Task statement:
Render the material again word for word, skipping the pictures in it.

Available records:
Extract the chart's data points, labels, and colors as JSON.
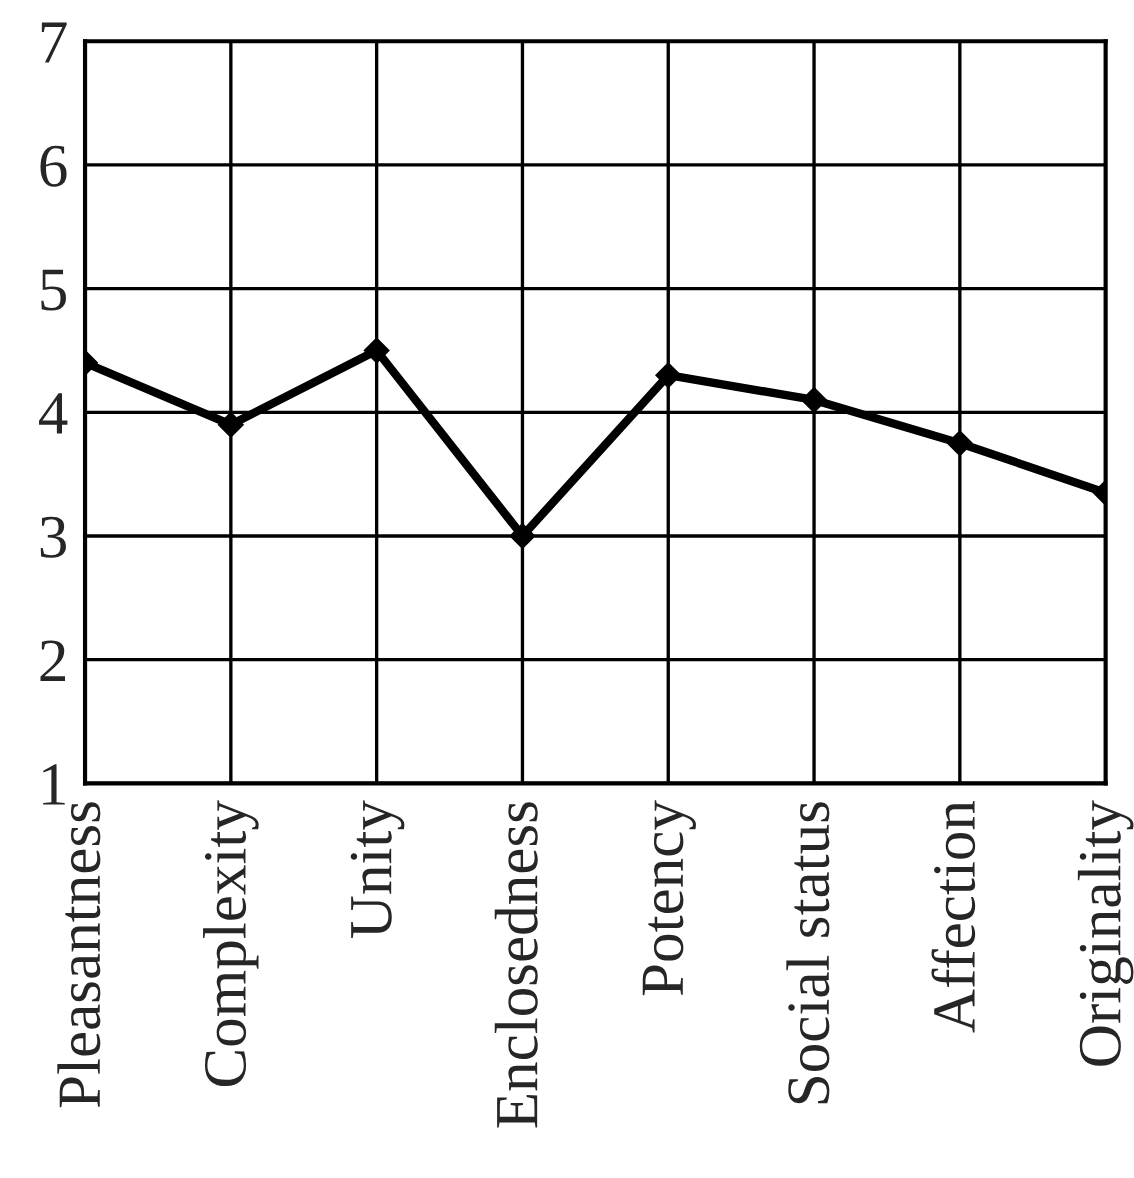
{
  "chart_data": {
    "type": "line",
    "categories": [
      "Pleasantness",
      "Complexity",
      "Unity",
      "Enclosedness",
      "Potency",
      "Social status",
      "Affection",
      "Originality"
    ],
    "series": [
      {
        "color": "#000000",
        "values": [
          4.4,
          3.9,
          4.5,
          3.0,
          4.3,
          4.1,
          3.75,
          3.35
        ]
      }
    ],
    "ylim": [
      1,
      7
    ],
    "yticks": [
      1,
      2,
      3,
      4,
      5,
      6,
      7
    ],
    "grid": true,
    "marker": "diamond",
    "line_style": "solid"
  }
}
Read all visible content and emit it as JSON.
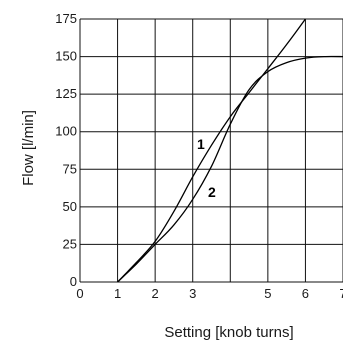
{
  "chart_data": {
    "type": "line",
    "xlabel": "Setting [knob turns]",
    "ylabel": "Flow [l/min]",
    "xlim": [
      0,
      7
    ],
    "ylim": [
      0,
      175
    ],
    "x_ticks": [
      "0",
      "1",
      "2",
      "3",
      "5",
      "6",
      "7"
    ],
    "x_tick_values": [
      0,
      1,
      2,
      3,
      5,
      6,
      7
    ],
    "x_grid_values": [
      0,
      1,
      2,
      3,
      4,
      5,
      6,
      7
    ],
    "y_ticks": [
      "0",
      "25",
      "50",
      "75",
      "100",
      "125",
      "150",
      "175"
    ],
    "y_tick_values": [
      0,
      25,
      50,
      75,
      100,
      125,
      150,
      175
    ],
    "grid": true,
    "series": [
      {
        "name": "1",
        "x": [
          1.0,
          1.5,
          2.0,
          2.5,
          3.0,
          3.5,
          4.0,
          4.5,
          5.0,
          5.5,
          6.0
        ],
        "y": [
          0,
          13,
          27,
          47,
          70,
          91,
          110,
          126,
          142,
          158,
          175
        ]
      },
      {
        "name": "2",
        "x": [
          1.0,
          1.5,
          2.0,
          2.5,
          3.0,
          3.5,
          4.0,
          4.5,
          5.0,
          5.5,
          6.0,
          6.5,
          7.0
        ],
        "y": [
          0,
          12,
          25,
          38,
          55,
          77,
          105,
          128,
          140,
          146,
          149,
          150,
          150
        ]
      }
    ]
  }
}
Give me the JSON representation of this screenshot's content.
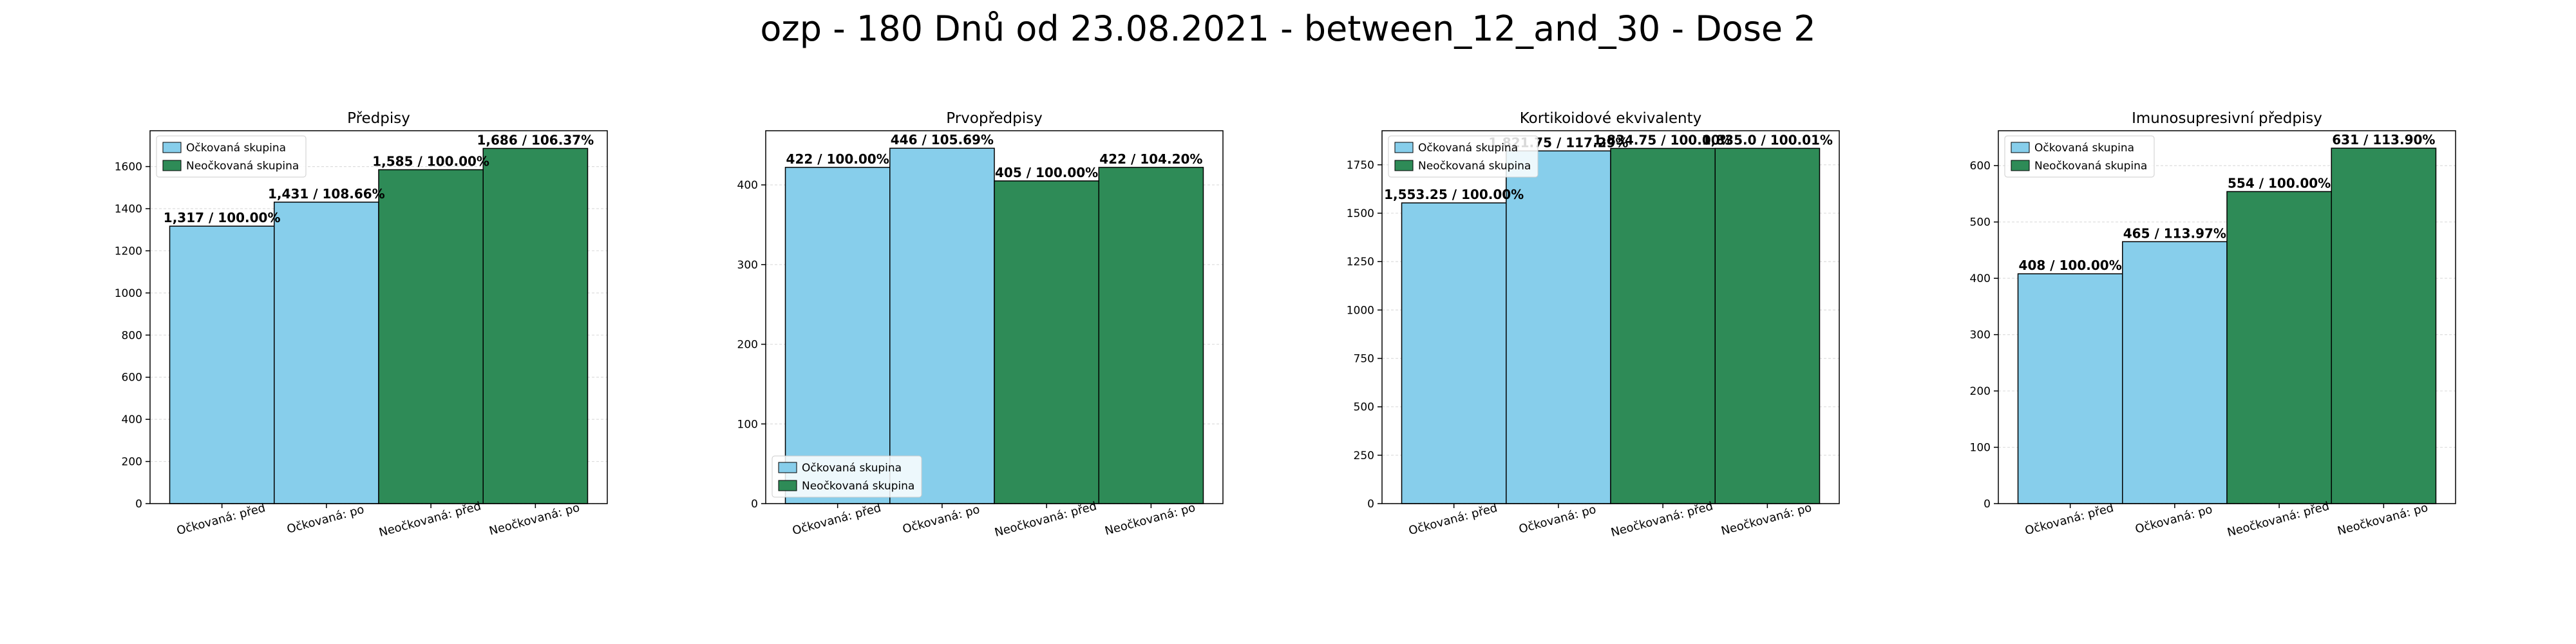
{
  "figure": {
    "suptitle": "ozp - 180 Dnů od 23.08.2021 - between_12_and_30 - Dose 2",
    "colors": {
      "vaccinated": "#87CEEB",
      "unvaccinated": "#2E8B57",
      "edge": "#000000",
      "grid": "#dddddd"
    }
  },
  "chart_data": [
    {
      "type": "bar",
      "title": "Předpisy",
      "categories": [
        "Očkovaná: před",
        "Očkovaná: po",
        "Neočkovaná: před",
        "Neočkovaná: po"
      ],
      "values": [
        1317,
        1431,
        1585,
        1686
      ],
      "bar_colors": [
        "vaccinated",
        "vaccinated",
        "unvaccinated",
        "unvaccinated"
      ],
      "bar_labels": [
        "1,317 / 100.00%",
        "1,431 / 108.66%",
        "1,585 / 100.00%",
        "1,686 / 106.37%"
      ],
      "ylim": [
        0,
        1770
      ],
      "yticks": [
        0,
        200,
        400,
        600,
        800,
        1000,
        1200,
        1400,
        1600
      ],
      "ytick_labels": [
        "0",
        "200",
        "400",
        "600",
        "800",
        "1000",
        "1200",
        "1400",
        "1600"
      ],
      "legend": {
        "position": "upper left",
        "entries": [
          "Očkovaná skupina",
          "Neočkovaná skupina"
        ]
      },
      "grid": true
    },
    {
      "type": "bar",
      "title": "Prvopředpisy",
      "categories": [
        "Očkovaná: před",
        "Očkovaná: po",
        "Neočkovaná: před",
        "Neočkovaná: po"
      ],
      "values": [
        422,
        446,
        405,
        422
      ],
      "bar_colors": [
        "vaccinated",
        "vaccinated",
        "unvaccinated",
        "unvaccinated"
      ],
      "bar_labels": [
        "422 / 100.00%",
        "446 / 105.69%",
        "405 / 100.00%",
        "422 / 104.20%"
      ],
      "ylim": [
        0,
        468
      ],
      "yticks": [
        0,
        100,
        200,
        300,
        400
      ],
      "ytick_labels": [
        "0",
        "100",
        "200",
        "300",
        "400"
      ],
      "legend": {
        "position": "lower left",
        "entries": [
          "Očkovaná skupina",
          "Neočkovaná skupina"
        ]
      },
      "grid": true
    },
    {
      "type": "bar",
      "title": "Kortikoidové ekvivalenty",
      "categories": [
        "Očkovaná: před",
        "Očkovaná: po",
        "Neočkovaná: před",
        "Neočkovaná: po"
      ],
      "values": [
        1553.25,
        1821.75,
        1834.75,
        1835.0
      ],
      "bar_colors": [
        "vaccinated",
        "vaccinated",
        "unvaccinated",
        "unvaccinated"
      ],
      "bar_labels": [
        "1,553.25 / 100.00%",
        "1,821.75 / 117.29%",
        "1,834.75 / 100.00%",
        "1,835.0 / 100.01%"
      ],
      "ylim": [
        0,
        1926
      ],
      "yticks": [
        0,
        250,
        500,
        750,
        1000,
        1250,
        1500,
        1750
      ],
      "ytick_labels": [
        "0",
        "250",
        "500",
        "750",
        "1000",
        "1250",
        "1500",
        "1750"
      ],
      "legend": {
        "position": "upper left",
        "entries": [
          "Očkovaná skupina",
          "Neočkovaná skupina"
        ]
      },
      "grid": true
    },
    {
      "type": "bar",
      "title": "Imunosupresivní předpisy",
      "categories": [
        "Očkovaná: před",
        "Očkovaná: po",
        "Neočkovaná: před",
        "Neočkovaná: po"
      ],
      "values": [
        408,
        465,
        554,
        631
      ],
      "bar_colors": [
        "vaccinated",
        "vaccinated",
        "unvaccinated",
        "unvaccinated"
      ],
      "bar_labels": [
        "408 / 100.00%",
        "465 / 113.97%",
        "554 / 100.00%",
        "631 / 113.90%"
      ],
      "ylim": [
        0,
        662
      ],
      "yticks": [
        0,
        100,
        200,
        300,
        400,
        500,
        600
      ],
      "ytick_labels": [
        "0",
        "100",
        "200",
        "300",
        "400",
        "500",
        "600"
      ],
      "legend": {
        "position": "upper left",
        "entries": [
          "Očkovaná skupina",
          "Neočkovaná skupina"
        ]
      },
      "grid": true
    }
  ]
}
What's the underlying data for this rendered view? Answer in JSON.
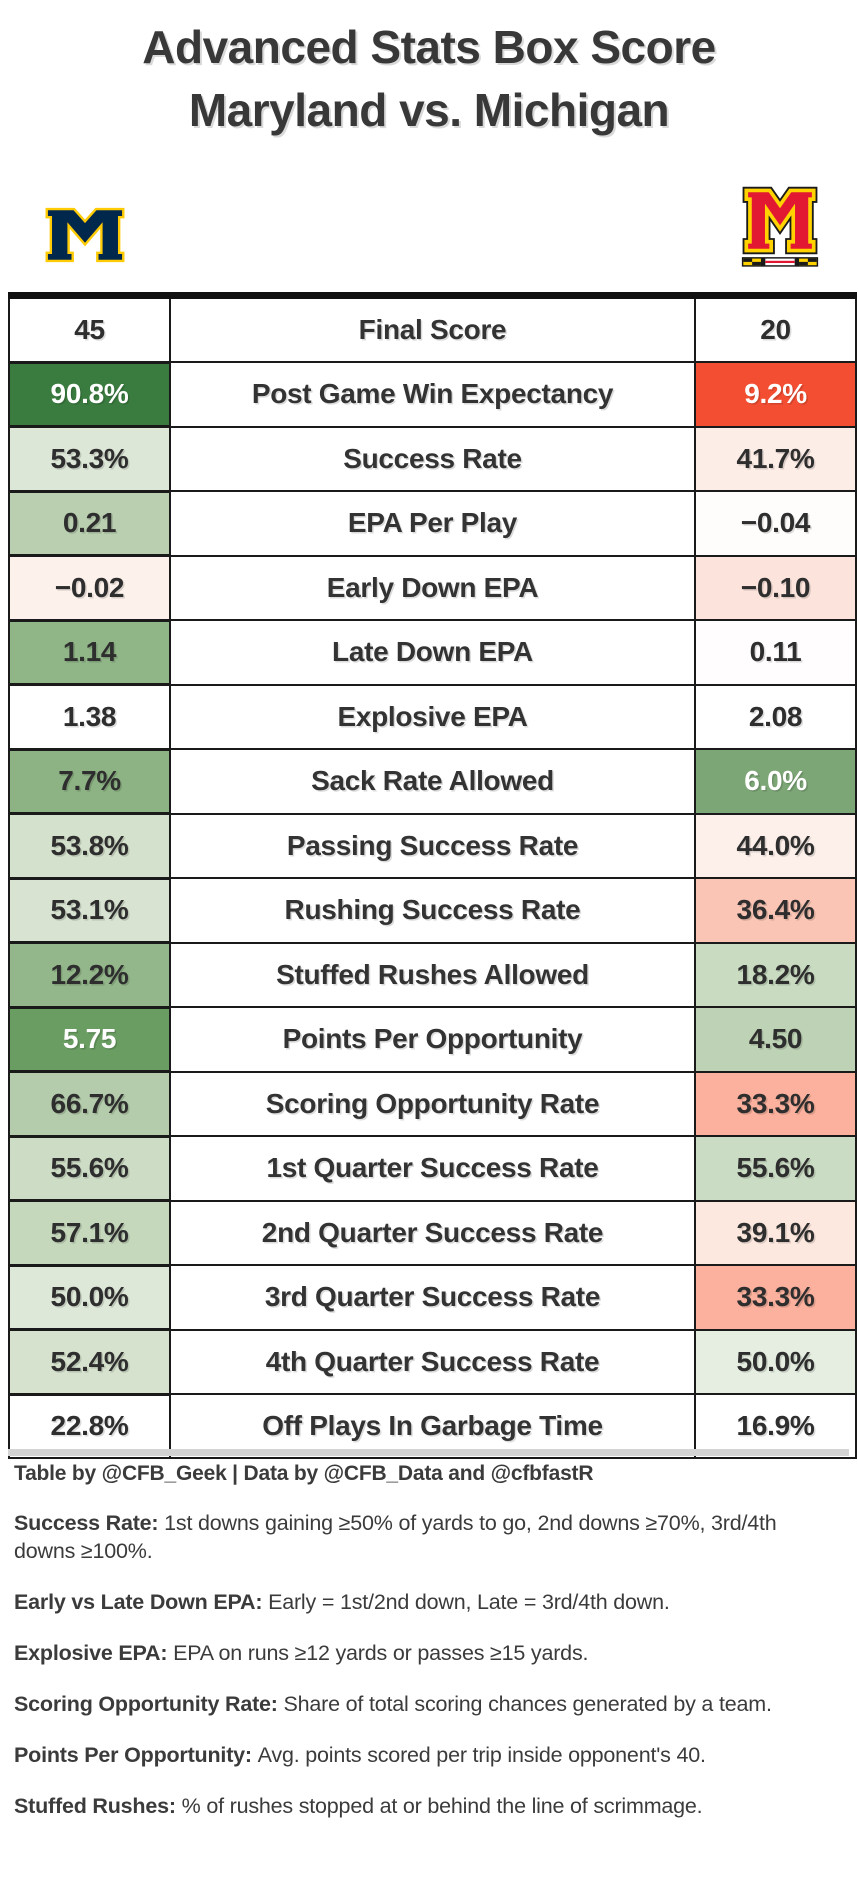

In response:
Extract the chart's data points, labels, and colors as JSON.
{
  "chart_data": {
    "type": "line",
    "categories": [
      "Pleasantness",
      "Complexity",
      "Unity",
      "Enclosedness",
      "Potency",
      "Social status",
      "Affection",
      "Originality"
    ],
    "series": [
      {
        "color": "#000000",
        "values": [
          4.4,
          3.9,
          4.5,
          3.0,
          4.3,
          4.1,
          3.75,
          3.35
        ]
      }
    ],
    "ylim": [
      1,
      7
    ],
    "yticks": [
      1,
      2,
      3,
      4,
      5,
      6,
      7
    ],
    "grid": true,
    "marker": "diamond",
    "line_style": "solid"
  }
}
Read all visible content and emit it as JSON.
{
  "chart_data": {
    "type": "line",
    "xlabel": "Setting [knob turns]",
    "ylabel": "Flow [l/min]",
    "xlim": [
      0,
      7
    ],
    "ylim": [
      0,
      175
    ],
    "x_ticks": [
      "0",
      "1",
      "2",
      "3",
      "5",
      "6",
      "7"
    ],
    "x_tick_values": [
      0,
      1,
      2,
      3,
      5,
      6,
      7
    ],
    "x_grid_values": [
      0,
      1,
      2,
      3,
      4,
      5,
      6,
      7
    ],
    "y_ticks": [
      "0",
      "25",
      "50",
      "75",
      "100",
      "125",
      "150",
      "175"
    ],
    "y_tick_values": [
      0,
      25,
      50,
      75,
      100,
      125,
      150,
      175
    ],
    "grid": true,
    "series": [
      {
        "name": "1",
        "x": [
          1.0,
          1.5,
          2.0,
          2.5,
          3.0,
          3.5,
          4.0,
          4.5,
          5.0,
          5.5,
          6.0
        ],
        "y": [
          0,
          13,
          27,
          47,
          70,
          91,
          110,
          126,
          142,
          158,
          175
        ]
      },
      {
        "name": "2",
        "x": [
          1.0,
          1.5,
          2.0,
          2.5,
          3.0,
          3.5,
          4.0,
          4.5,
          5.0,
          5.5,
          6.0,
          6.5,
          7.0
        ],
        "y": [
          0,
          12,
          25,
          38,
          55,
          77,
          105,
          128,
          140,
          146,
          149,
          150,
          150
        ]
      }
    ]
  }
}
Give me the JSON representation of this screenshot's content.
{
  "figure": {
    "suptitle": "ozp - 180 Dnů od 23.08.2021 - between_12_and_30 - Dose 2",
    "colors": {
      "vaccinated": "#87CEEB",
      "unvaccinated": "#2E8B57",
      "edge": "#000000",
      "grid": "#dddddd"
    }
  },
  "chart_data": [
    {
      "type": "bar",
      "title": "Předpisy",
      "categories": [
        "Očkovaná: před",
        "Očkovaná: po",
        "Neočkovaná: před",
        "Neočkovaná: po"
      ],
      "values": [
        1317,
        1431,
        1585,
        1686
      ],
      "bar_colors": [
        "vaccinated",
        "vaccinated",
        "unvaccinated",
        "unvaccinated"
      ],
      "bar_labels": [
        "1,317 / 100.00%",
        "1,431 / 108.66%",
        "1,585 / 100.00%",
        "1,686 / 106.37%"
      ],
      "ylim": [
        0,
        1770
      ],
      "yticks": [
        0,
        200,
        400,
        600,
        800,
        1000,
        1200,
        1400,
        1600
      ],
      "ytick_labels": [
        "0",
        "200",
        "400",
        "600",
        "800",
        "1000",
        "1200",
        "1400",
        "1600"
      ],
      "legend": {
        "position": "upper left",
        "entries": [
          "Očkovaná skupina",
          "Neočkovaná skupina"
        ]
      },
      "grid": true
    },
    {
      "type": "bar",
      "title": "Prvopředpisy",
      "categories": [
        "Očkovaná: před",
        "Očkovaná: po",
        "Neočkovaná: před",
        "Neočkovaná: po"
      ],
      "values": [
        422,
        446,
        405,
        422
      ],
      "bar_colors": [
        "vaccinated",
        "vaccinated",
        "unvaccinated",
        "unvaccinated"
      ],
      "bar_labels": [
        "422 / 100.00%",
        "446 / 105.69%",
        "405 / 100.00%",
        "422 / 104.20%"
      ],
      "ylim": [
        0,
        468
      ],
      "yticks": [
        0,
        100,
        200,
        300,
        400
      ],
      "ytick_labels": [
        "0",
        "100",
        "200",
        "300",
        "400"
      ],
      "legend": {
        "position": "lower left",
        "entries": [
          "Očkovaná skupina",
          "Neočkovaná skupina"
        ]
      },
      "grid": true
    },
    {
      "type": "bar",
      "title": "Kortikoidové ekvivalenty",
      "categories": [
        "Očkovaná: před",
        "Očkovaná: po",
        "Neočkovaná: před",
        "Neočkovaná: po"
      ],
      "values": [
        1553.25,
        1821.75,
        1834.75,
        1835.0
      ],
      "bar_colors": [
        "vaccinated",
        "vaccinated",
        "unvaccinated",
        "unvaccinated"
      ],
      "bar_labels": [
        "1,553.25 / 100.00%",
        "1,821.75 / 117.29%",
        "1,834.75 / 100.00%",
        "1,835.0 / 100.01%"
      ],
      "ylim": [
        0,
        1926
      ],
      "yticks": [
        0,
        250,
        500,
        750,
        1000,
        1250,
        1500,
        1750
      ],
      "ytick_labels": [
        "0",
        "250",
        "500",
        "750",
        "1000",
        "1250",
        "1500",
        "1750"
      ],
      "legend": {
        "position": "upper left",
        "entries": [
          "Očkovaná skupina",
          "Neočkovaná skupina"
        ]
      },
      "grid": true
    },
    {
      "type": "bar",
      "title": "Imunosupresivní předpisy",
      "categories": [
        "Očkovaná: před",
        "Očkovaná: po",
        "Neočkovaná: před",
        "Neočkovaná: po"
      ],
      "values": [
        408,
        465,
        554,
        631
      ],
      "bar_colors": [
        "vaccinated",
        "vaccinated",
        "unvaccinated",
        "unvaccinated"
      ],
      "bar_labels": [
        "408 / 100.00%",
        "465 / 113.97%",
        "554 / 100.00%",
        "631 / 113.90%"
      ],
      "ylim": [
        0,
        662
      ],
      "yticks": [
        0,
        100,
        200,
        300,
        400,
        500,
        600
      ],
      "ytick_labels": [
        "0",
        "100",
        "200",
        "300",
        "400",
        "500",
        "600"
      ],
      "legend": {
        "position": "upper left",
        "entries": [
          "Očkovaná skupina",
          "Neočkovaná skupina"
        ]
      },
      "grid": true
    }
  ]
}
What's the underlying data for this rendered view? Answer in JSON.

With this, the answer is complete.